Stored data
..........

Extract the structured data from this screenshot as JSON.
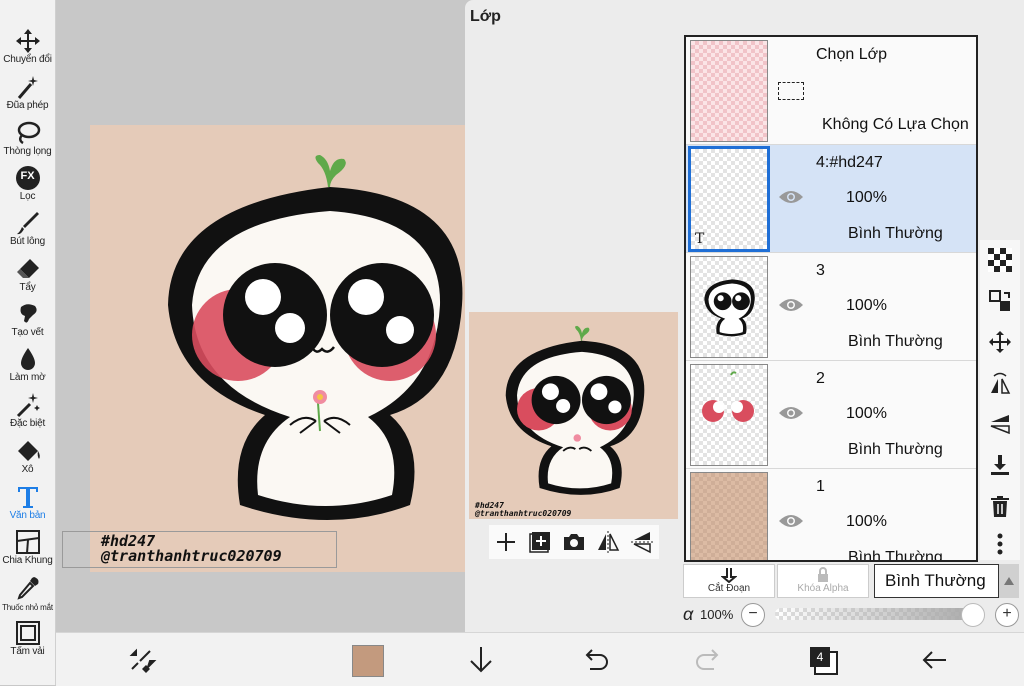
{
  "toolbar": {
    "tools": [
      {
        "label": "Chuyển đổi",
        "icon": "move-icon"
      },
      {
        "label": "Đũa phép",
        "icon": "magic-wand-icon"
      },
      {
        "label": "Thòng lọng",
        "icon": "lasso-icon"
      },
      {
        "label": "Lọc",
        "icon": "fx-filter-icon",
        "badge": "FX"
      },
      {
        "label": "Bút lông",
        "icon": "brush-icon"
      },
      {
        "label": "Tẩy",
        "icon": "eraser-icon"
      },
      {
        "label": "Tạo vết",
        "icon": "smudge-icon"
      },
      {
        "label": "Làm mờ",
        "icon": "blur-icon"
      },
      {
        "label": "Đặc biệt",
        "icon": "special-sparkle-icon"
      },
      {
        "label": "Xô",
        "icon": "bucket-icon"
      },
      {
        "label": "Văn bản",
        "icon": "text-tool-icon",
        "active": true
      },
      {
        "label": "Chia Khung",
        "icon": "frame-divider-icon"
      },
      {
        "label": "Thuốc nhỏ mắt",
        "icon": "eyedropper-icon"
      },
      {
        "label": "Tấm vải",
        "icon": "canvas-icon"
      }
    ]
  },
  "canvas": {
    "watermark_line1": "#hd247",
    "watermark_line2": "@tranthanhtruc020709",
    "artboard_color": "#e5cbb9"
  },
  "layer_panel": {
    "title": "Lớp",
    "selection_layer": {
      "title": "Chọn Lớp",
      "status": "Không Có Lựa Chọn"
    },
    "layers": [
      {
        "name": "4:#hd247",
        "opacity": "100%",
        "blend": "Bình Thường",
        "selected": true
      },
      {
        "name": "3",
        "opacity": "100%",
        "blend": "Bình Thường",
        "selected": false
      },
      {
        "name": "2",
        "opacity": "100%",
        "blend": "Bình Thường",
        "selected": false
      },
      {
        "name": "1",
        "opacity": "100%",
        "blend": "Bình Thường",
        "selected": false
      }
    ],
    "clip_label": "Cắt Đoạn",
    "alpha_lock_label": "Khóa Alpha",
    "blend_mode": "Bình Thường",
    "alpha_symbol": "α",
    "alpha_value": "100%",
    "alpha_fraction": 1.0
  },
  "bottom_bar": {
    "layer_count": "4",
    "color_swatch": "#c39a7e"
  },
  "colors": {
    "accent": "#1e7ee6",
    "selected_layer_bg": "#d5e3f6",
    "blush": "#d94d5e"
  }
}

..........

__OBJECTIVE__
Above are records with pictures; repeat the records exactly and leave the pictures out.

__SOLUTION TO THE PROBLEM__
Extract the structured data from this screenshot as JSON.
{
  "toolbar": {
    "tools": [
      {
        "label": "Chuyển đổi",
        "icon": "move-icon"
      },
      {
        "label": "Đũa phép",
        "icon": "magic-wand-icon"
      },
      {
        "label": "Thòng lọng",
        "icon": "lasso-icon"
      },
      {
        "label": "Lọc",
        "icon": "fx-filter-icon",
        "badge": "FX"
      },
      {
        "label": "Bút lông",
        "icon": "brush-icon"
      },
      {
        "label": "Tẩy",
        "icon": "eraser-icon"
      },
      {
        "label": "Tạo vết",
        "icon": "smudge-icon"
      },
      {
        "label": "Làm mờ",
        "icon": "blur-icon"
      },
      {
        "label": "Đặc biệt",
        "icon": "special-sparkle-icon"
      },
      {
        "label": "Xô",
        "icon": "bucket-icon"
      },
      {
        "label": "Văn bản",
        "icon": "text-tool-icon",
        "active": true
      },
      {
        "label": "Chia Khung",
        "icon": "frame-divider-icon"
      },
      {
        "label": "Thuốc nhỏ mắt",
        "icon": "eyedropper-icon"
      },
      {
        "label": "Tấm vải",
        "icon": "canvas-icon"
      }
    ]
  },
  "canvas": {
    "watermark_line1": "#hd247",
    "watermark_line2": "@tranthanhtruc020709",
    "artboard_color": "#e5cbb9"
  },
  "layer_panel": {
    "title": "Lớp",
    "selection_layer": {
      "title": "Chọn Lớp",
      "status": "Không Có Lựa Chọn"
    },
    "layers": [
      {
        "name": "4:#hd247",
        "opacity": "100%",
        "blend": "Bình Thường",
        "selected": true
      },
      {
        "name": "3",
        "opacity": "100%",
        "blend": "Bình Thường",
        "selected": false
      },
      {
        "name": "2",
        "opacity": "100%",
        "blend": "Bình Thường",
        "selected": false
      },
      {
        "name": "1",
        "opacity": "100%",
        "blend": "Bình Thường",
        "selected": false
      }
    ],
    "clip_label": "Cắt Đoạn",
    "alpha_lock_label": "Khóa Alpha",
    "blend_mode": "Bình Thường",
    "alpha_symbol": "α",
    "alpha_value": "100%",
    "alpha_fraction": 1.0
  },
  "bottom_bar": {
    "layer_count": "4",
    "color_swatch": "#c39a7e"
  },
  "colors": {
    "accent": "#1e7ee6",
    "selected_layer_bg": "#d5e3f6",
    "blush": "#d94d5e"
  }
}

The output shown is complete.